(Stored entries)

--- Begin ---

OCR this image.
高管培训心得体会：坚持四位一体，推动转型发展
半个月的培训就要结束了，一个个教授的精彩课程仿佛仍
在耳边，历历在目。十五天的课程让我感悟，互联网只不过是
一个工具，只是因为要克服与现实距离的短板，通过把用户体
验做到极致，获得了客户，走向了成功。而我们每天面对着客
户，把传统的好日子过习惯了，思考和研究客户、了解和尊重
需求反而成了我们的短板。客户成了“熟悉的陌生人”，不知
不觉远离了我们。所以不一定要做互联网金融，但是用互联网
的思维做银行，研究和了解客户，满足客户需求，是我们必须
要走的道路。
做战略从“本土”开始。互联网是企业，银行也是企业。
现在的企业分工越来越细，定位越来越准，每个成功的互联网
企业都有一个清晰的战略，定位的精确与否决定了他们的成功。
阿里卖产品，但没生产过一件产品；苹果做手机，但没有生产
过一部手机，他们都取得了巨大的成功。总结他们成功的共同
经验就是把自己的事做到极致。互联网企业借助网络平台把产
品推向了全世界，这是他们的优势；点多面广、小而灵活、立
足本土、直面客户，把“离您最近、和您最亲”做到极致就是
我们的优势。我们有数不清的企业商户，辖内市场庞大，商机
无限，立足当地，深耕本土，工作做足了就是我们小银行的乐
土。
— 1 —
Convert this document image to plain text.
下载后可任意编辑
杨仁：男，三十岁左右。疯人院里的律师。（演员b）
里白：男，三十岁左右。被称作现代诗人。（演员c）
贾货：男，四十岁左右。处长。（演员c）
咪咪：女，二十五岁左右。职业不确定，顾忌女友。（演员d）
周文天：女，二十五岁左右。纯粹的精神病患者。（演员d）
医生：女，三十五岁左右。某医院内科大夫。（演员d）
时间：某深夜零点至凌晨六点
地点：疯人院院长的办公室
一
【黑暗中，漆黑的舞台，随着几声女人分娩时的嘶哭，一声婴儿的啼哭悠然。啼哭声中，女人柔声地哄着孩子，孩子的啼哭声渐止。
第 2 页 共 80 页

--- End ---

▸ **What to work on**: Extract all of the data shown above and repeat it verbatim.

▸ **Answer to this exercise**:
OCR this image.
高管培训心得体会：坚持四位一体，推动转型发展
半个月的培训就要结束了，一个个教授的精彩课程仿佛仍
在耳边，历历在目。十五天的课程让我感悟，互联网只不过是
一个工具，只是因为要克服与现实距离的短板，通过把用户体
验做到极致，获得了客户，走向了成功。而我们每天面对着客
户，把传统的好日子过习惯了，思考和研究客户、了解和尊重
需求反而成了我们的短板。客户成了“熟悉的陌生人”，不知
不觉远离了我们。所以不一定要做互联网金融，但是用互联网
的思维做银行，研究和了解客户，满足客户需求，是我们必须
要走的道路。
做战略从“本土”开始。互联网是企业，银行也是企业。
现在的企业分工越来越细，定位越来越准，每个成功的互联网
企业都有一个清晰的战略，定位的精确与否决定了他们的成功。
阿里卖产品，但没生产过一件产品；苹果做手机，但没有生产
过一部手机，他们都取得了巨大的成功。总结他们成功的共同
经验就是把自己的事做到极致。互联网企业借助网络平台把产
品推向了全世界，这是他们的优势；点多面广、小而灵活、立
足本土、直面客户，把“离您最近、和您最亲”做到极致就是
我们的优势。我们有数不清的企业商户，辖内市场庞大，商机
无限，立足当地，深耕本土，工作做足了就是我们小银行的乐
土。
— 1 —
Convert this document image to plain text.
下载后可任意编辑
杨仁：男，三十岁左右。疯人院里的律师。（演员b）
里白：男，三十岁左右。被称作现代诗人。（演员c）
贾货：男，四十岁左右。处长。（演员c）
咪咪：女，二十五岁左右。职业不确定，顾忌女友。（演员d）
周文天：女，二十五岁左右。纯粹的精神病患者。（演员d）
医生：女，三十五岁左右。某医院内科大夫。（演员d）
时间：某深夜零点至凌晨六点
地点：疯人院院长的办公室
一
【黑暗中，漆黑的舞台，随着几声女人分娩时的嘶哭，一声婴儿的啼哭悠然。啼哭声中，女人柔声地哄着孩子，孩子的啼哭声渐止。
第 2 页 共 80 页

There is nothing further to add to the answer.